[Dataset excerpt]

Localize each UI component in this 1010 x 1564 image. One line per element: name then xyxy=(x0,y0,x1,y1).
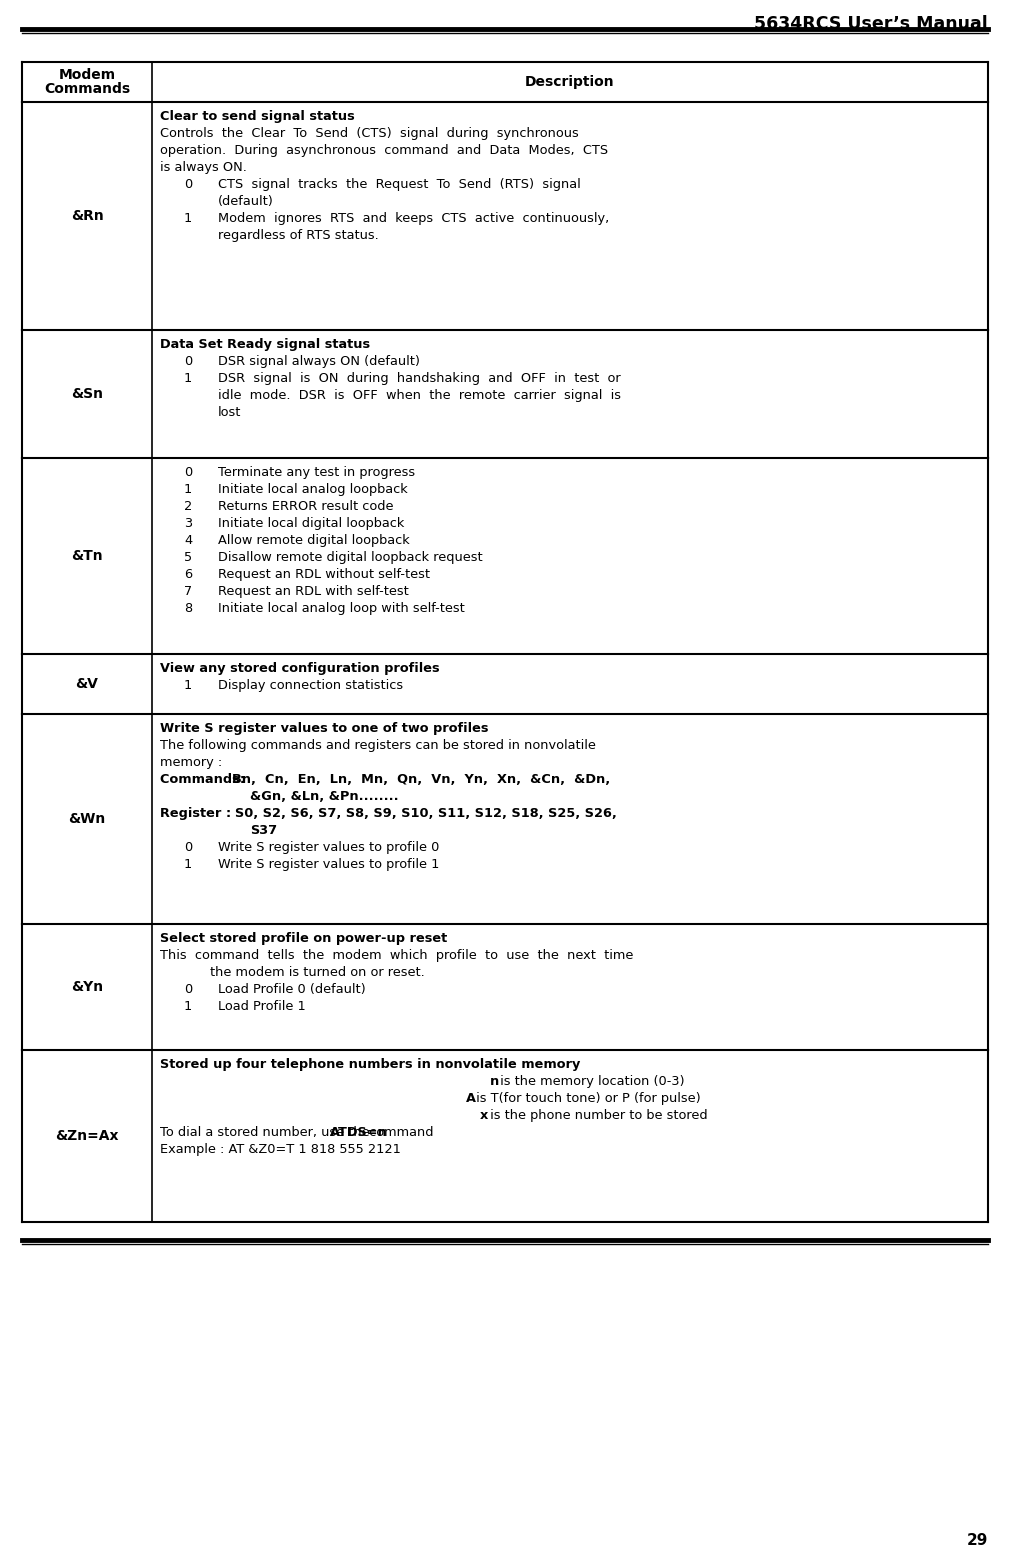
Text: is the memory location (0-3): is the memory location (0-3) xyxy=(496,1074,685,1089)
Text: ATDS=n: ATDS=n xyxy=(330,1126,388,1139)
Text: 1: 1 xyxy=(184,859,192,871)
Text: 29: 29 xyxy=(967,1533,988,1548)
Text: Write S register values to one of two profiles: Write S register values to one of two pr… xyxy=(160,723,489,735)
Text: View any stored configuration profiles: View any stored configuration profiles xyxy=(160,662,439,676)
Text: 0: 0 xyxy=(184,178,192,191)
Text: Initiate local analog loop with self-test: Initiate local analog loop with self-tes… xyxy=(218,602,465,615)
Text: 2: 2 xyxy=(184,500,192,513)
Text: &Gn, &Ln, &Pn........: &Gn, &Ln, &Pn........ xyxy=(250,790,399,802)
Text: the modem is turned on or reset.: the modem is turned on or reset. xyxy=(210,967,425,979)
Text: CTS  signal  tracks  the  Request  To  Send  (RTS)  signal: CTS signal tracks the Request To Send (R… xyxy=(218,178,581,191)
Text: n: n xyxy=(490,1074,499,1089)
Text: 0: 0 xyxy=(184,841,192,854)
Text: DSR signal always ON (default): DSR signal always ON (default) xyxy=(218,355,420,368)
Text: Clear to send signal status: Clear to send signal status xyxy=(160,109,355,124)
Text: &Zn=Ax: &Zn=Ax xyxy=(56,1129,119,1143)
Text: Modem  ignores  RTS  and  keeps  CTS  active  continuously,: Modem ignores RTS and keeps CTS active c… xyxy=(218,213,609,225)
Text: S0, S2, S6, S7, S8, S9, S10, S11, S12, S18, S25, S26,: S0, S2, S6, S7, S8, S9, S10, S11, S12, S… xyxy=(235,807,617,820)
Text: 1: 1 xyxy=(184,999,192,1013)
Text: Example : AT &Z0=T 1 818 555 2121: Example : AT &Z0=T 1 818 555 2121 xyxy=(160,1143,401,1156)
Text: 3: 3 xyxy=(184,518,192,530)
Text: 7: 7 xyxy=(184,585,192,597)
Text: Load Profile 1: Load Profile 1 xyxy=(218,999,306,1013)
Text: 5634RCS User’s Manual: 5634RCS User’s Manual xyxy=(754,16,988,33)
Text: &V: &V xyxy=(76,677,98,691)
Text: This  command  tells  the  modem  which  profile  to  use  the  next  time: This command tells the modem which profi… xyxy=(160,949,633,962)
Text: &Wn: &Wn xyxy=(69,812,106,826)
Text: memory :: memory : xyxy=(160,755,222,769)
Text: command: command xyxy=(365,1126,433,1139)
Text: Request an RDL with self-test: Request an RDL with self-test xyxy=(218,585,409,597)
Text: lost: lost xyxy=(218,407,241,419)
Text: Initiate local analog loopback: Initiate local analog loopback xyxy=(218,483,408,496)
Text: 1: 1 xyxy=(184,483,192,496)
Text: is the phone number to be stored: is the phone number to be stored xyxy=(486,1109,707,1121)
Text: x: x xyxy=(480,1109,488,1121)
Text: 1: 1 xyxy=(184,679,192,691)
Text: To dial a stored number, use the: To dial a stored number, use the xyxy=(160,1126,374,1139)
Text: &Yn: &Yn xyxy=(71,981,103,995)
Text: A: A xyxy=(467,1092,476,1106)
Text: Controls  the  Clear  To  Send  (CTS)  signal  during  synchronous: Controls the Clear To Send (CTS) signal … xyxy=(160,127,579,141)
Text: &Sn: &Sn xyxy=(71,386,103,400)
Text: Write S register values to profile 1: Write S register values to profile 1 xyxy=(218,859,439,871)
Text: 0: 0 xyxy=(184,466,192,479)
Text: 8: 8 xyxy=(184,602,192,615)
Text: S37: S37 xyxy=(250,824,277,837)
Text: Description: Description xyxy=(525,75,615,89)
Text: Commands: Commands xyxy=(44,81,130,95)
Text: Write S register values to profile 0: Write S register values to profile 0 xyxy=(218,841,439,854)
Text: Allow remote digital loopback: Allow remote digital loopback xyxy=(218,533,410,547)
Text: Data Set Ready signal status: Data Set Ready signal status xyxy=(160,338,370,350)
Text: Stored up four telephone numbers in nonvolatile memory: Stored up four telephone numbers in nonv… xyxy=(160,1057,581,1071)
Text: 4: 4 xyxy=(184,533,192,547)
Text: 5: 5 xyxy=(184,551,192,565)
Text: 1: 1 xyxy=(184,372,192,385)
Text: 1: 1 xyxy=(184,213,192,225)
Text: Load Profile 0 (default): Load Profile 0 (default) xyxy=(218,984,366,996)
Text: Initiate local digital loopback: Initiate local digital loopback xyxy=(218,518,404,530)
Text: DSR  signal  is  ON  during  handshaking  and  OFF  in  test  or: DSR signal is ON during handshaking and … xyxy=(218,372,620,385)
Text: Register :: Register : xyxy=(160,807,240,820)
Text: 0: 0 xyxy=(184,984,192,996)
Text: operation.  During  asynchronous  command  and  Data  Modes,  CTS: operation. During asynchronous command a… xyxy=(160,144,608,156)
Text: (default): (default) xyxy=(218,196,274,208)
Text: Display connection statistics: Display connection statistics xyxy=(218,679,403,691)
Text: 6: 6 xyxy=(184,568,192,580)
Text: &Tn: &Tn xyxy=(71,549,103,563)
Text: Bn,  Cn,  En,  Ln,  Mn,  Qn,  Vn,  Yn,  Xn,  &Cn,  &Dn,: Bn, Cn, En, Ln, Mn, Qn, Vn, Yn, Xn, &Cn,… xyxy=(232,773,610,787)
Text: 0: 0 xyxy=(184,355,192,368)
Text: Disallow remote digital loopback request: Disallow remote digital loopback request xyxy=(218,551,483,565)
Text: idle  mode.  DSR  is  OFF  when  the  remote  carrier  signal  is: idle mode. DSR is OFF when the remote ca… xyxy=(218,389,621,402)
Text: Returns ERROR result code: Returns ERROR result code xyxy=(218,500,394,513)
Text: The following commands and registers can be stored in nonvolatile: The following commands and registers can… xyxy=(160,740,596,752)
Text: &Rn: &Rn xyxy=(71,210,103,224)
Text: Select stored profile on power-up reset: Select stored profile on power-up reset xyxy=(160,932,447,945)
Text: Commands:: Commands: xyxy=(160,773,254,787)
Text: Terminate any test in progress: Terminate any test in progress xyxy=(218,466,415,479)
Text: is T(for touch tone) or P (for pulse): is T(for touch tone) or P (for pulse) xyxy=(473,1092,701,1106)
Text: is always ON.: is always ON. xyxy=(160,161,246,174)
Text: Modem: Modem xyxy=(59,67,115,81)
Text: Request an RDL without self-test: Request an RDL without self-test xyxy=(218,568,430,580)
Text: regardless of RTS status.: regardless of RTS status. xyxy=(218,228,379,242)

**DESCRIPTION OF THE TASK**.
Rewrite the listing above as a numbered list, dropping any blank lines and leaving the pictures out.

**SOLUTION**.
1. Localize each UI component in this 1010 x 1564 image. One line per element: name then xyxy=(x0,y0,x1,y1).
2. Text: is the memory location (0-3): is the memory location (0-3) xyxy=(496,1074,685,1089)
3. Text: ATDS=n: ATDS=n xyxy=(330,1126,388,1139)
4. Text: 1: 1 xyxy=(184,859,192,871)
5. Text: 29: 29 xyxy=(967,1533,988,1548)
6. Text: Write S register values to one of two profiles: Write S register values to one of two pr… xyxy=(160,723,489,735)
7. Text: View any stored configuration profiles: View any stored configuration profiles xyxy=(160,662,439,676)
8. Text: 0: 0 xyxy=(184,178,192,191)
9. Text: Initiate local analog loop with self-test: Initiate local analog loop with self-tes… xyxy=(218,602,465,615)
10. Text: 2: 2 xyxy=(184,500,192,513)
11. Text: &Gn, &Ln, &Pn........: &Gn, &Ln, &Pn........ xyxy=(250,790,399,802)
12. Text: the modem is turned on or reset.: the modem is turned on or reset. xyxy=(210,967,425,979)
13. Text: CTS  signal  tracks  the  Request  To  Send  (RTS)  signal: CTS signal tracks the Request To Send (R… xyxy=(218,178,581,191)
14. Text: n: n xyxy=(490,1074,499,1089)
15. Text: 0: 0 xyxy=(184,841,192,854)
16. Text: DSR signal always ON (default): DSR signal always ON (default) xyxy=(218,355,420,368)
17. Text: Clear to send signal status: Clear to send signal status xyxy=(160,109,355,124)
18. Text: &Zn=Ax: &Zn=Ax xyxy=(56,1129,119,1143)
19. Text: Modem  ignores  RTS  and  keeps  CTS  active  continuously,: Modem ignores RTS and keeps CTS active c… xyxy=(218,213,609,225)
20. Text: S0, S2, S6, S7, S8, S9, S10, S11, S12, S18, S25, S26,: S0, S2, S6, S7, S8, S9, S10, S11, S12, S… xyxy=(235,807,617,820)
21. Text: 1: 1 xyxy=(184,999,192,1013)
22. Text: Example : AT &Z0=T 1 818 555 2121: Example : AT &Z0=T 1 818 555 2121 xyxy=(160,1143,401,1156)
23. Text: 3: 3 xyxy=(184,518,192,530)
24. Text: 7: 7 xyxy=(184,585,192,597)
25. Text: Load Profile 1: Load Profile 1 xyxy=(218,999,306,1013)
26. Text: 5634RCS User’s Manual: 5634RCS User’s Manual xyxy=(754,16,988,33)
27. Text: &V: &V xyxy=(76,677,98,691)
28. Text: This  command  tells  the  modem  which  profile  to  use  the  next  time: This command tells the modem which profi… xyxy=(160,949,633,962)
29. Text: &Wn: &Wn xyxy=(69,812,106,826)
30. Text: memory :: memory : xyxy=(160,755,222,769)
31. Text: command: command xyxy=(365,1126,433,1139)
32. Text: Request an RDL with self-test: Request an RDL with self-test xyxy=(218,585,409,597)
33. Text: lost: lost xyxy=(218,407,241,419)
34. Text: Initiate local analog loopback: Initiate local analog loopback xyxy=(218,483,408,496)
35. Text: 1: 1 xyxy=(184,483,192,496)
36. Text: is the phone number to be stored: is the phone number to be stored xyxy=(486,1109,707,1121)
37. Text: x: x xyxy=(480,1109,488,1121)
38. Text: 1: 1 xyxy=(184,679,192,691)
39. Text: To dial a stored number, use the: To dial a stored number, use the xyxy=(160,1126,374,1139)
40. Text: &Yn: &Yn xyxy=(71,981,103,995)
41. Text: A: A xyxy=(467,1092,476,1106)
42. Text: Controls  the  Clear  To  Send  (CTS)  signal  during  synchronous: Controls the Clear To Send (CTS) signal … xyxy=(160,127,579,141)
43. Text: &Sn: &Sn xyxy=(71,386,103,400)
44. Text: Write S register values to profile 1: Write S register values to profile 1 xyxy=(218,859,439,871)
45. Text: 0: 0 xyxy=(184,466,192,479)
46. Text: 8: 8 xyxy=(184,602,192,615)
47. Text: S37: S37 xyxy=(250,824,277,837)
48. Text: Description: Description xyxy=(525,75,615,89)
49. Text: Commands: Commands xyxy=(44,81,130,95)
50. Text: Write S register values to profile 0: Write S register values to profile 0 xyxy=(218,841,439,854)
51. Text: Allow remote digital loopback: Allow remote digital loopback xyxy=(218,533,410,547)
52. Text: Data Set Ready signal status: Data Set Ready signal status xyxy=(160,338,370,350)
53. Text: Stored up four telephone numbers in nonvolatile memory: Stored up four telephone numbers in nonv… xyxy=(160,1057,581,1071)
54. Text: 4: 4 xyxy=(184,533,192,547)
55. Text: 5: 5 xyxy=(184,551,192,565)
56. Text: 1: 1 xyxy=(184,372,192,385)
57. Text: 1: 1 xyxy=(184,213,192,225)
58. Text: Load Profile 0 (default): Load Profile 0 (default) xyxy=(218,984,366,996)
59. Text: Initiate local digital loopback: Initiate local digital loopback xyxy=(218,518,404,530)
60. Text: DSR  signal  is  ON  during  handshaking  and  OFF  in  test  or: DSR signal is ON during handshaking and … xyxy=(218,372,620,385)
61. Text: Register :: Register : xyxy=(160,807,240,820)
62. Text: 0: 0 xyxy=(184,984,192,996)
63. Text: operation.  During  asynchronous  command  and  Data  Modes,  CTS: operation. During asynchronous command a… xyxy=(160,144,608,156)
64. Text: (default): (default) xyxy=(218,196,274,208)
65. Text: Display connection statistics: Display connection statistics xyxy=(218,679,403,691)
66. Text: 6: 6 xyxy=(184,568,192,580)
67. Text: &Tn: &Tn xyxy=(71,549,103,563)
68. Text: Bn,  Cn,  En,  Ln,  Mn,  Qn,  Vn,  Yn,  Xn,  &Cn,  &Dn,: Bn, Cn, En, Ln, Mn, Qn, Vn, Yn, Xn, &Cn,… xyxy=(232,773,610,787)
69. Text: 0: 0 xyxy=(184,355,192,368)
70. Text: Disallow remote digital loopback request: Disallow remote digital loopback request xyxy=(218,551,483,565)
71. Text: idle  mode.  DSR  is  OFF  when  the  remote  carrier  signal  is: idle mode. DSR is OFF when the remote ca… xyxy=(218,389,621,402)
72. Text: Returns ERROR result code: Returns ERROR result code xyxy=(218,500,394,513)
73. Text: The following commands and registers can be stored in nonvolatile: The following commands and registers can… xyxy=(160,740,596,752)
74. Text: &Rn: &Rn xyxy=(71,210,103,224)
75. Text: Select stored profile on power-up reset: Select stored profile on power-up reset xyxy=(160,932,447,945)
76. Text: Commands:: Commands: xyxy=(160,773,254,787)
77. Text: Terminate any test in progress: Terminate any test in progress xyxy=(218,466,415,479)
78. Text: is T(for touch tone) or P (for pulse): is T(for touch tone) or P (for pulse) xyxy=(473,1092,701,1106)
79. Text: is always ON.: is always ON. xyxy=(160,161,246,174)
80. Text: Modem: Modem xyxy=(59,67,115,81)
81. Text: Request an RDL without self-test: Request an RDL without self-test xyxy=(218,568,430,580)
82. Text: regardless of RTS status.: regardless of RTS status. xyxy=(218,228,379,242)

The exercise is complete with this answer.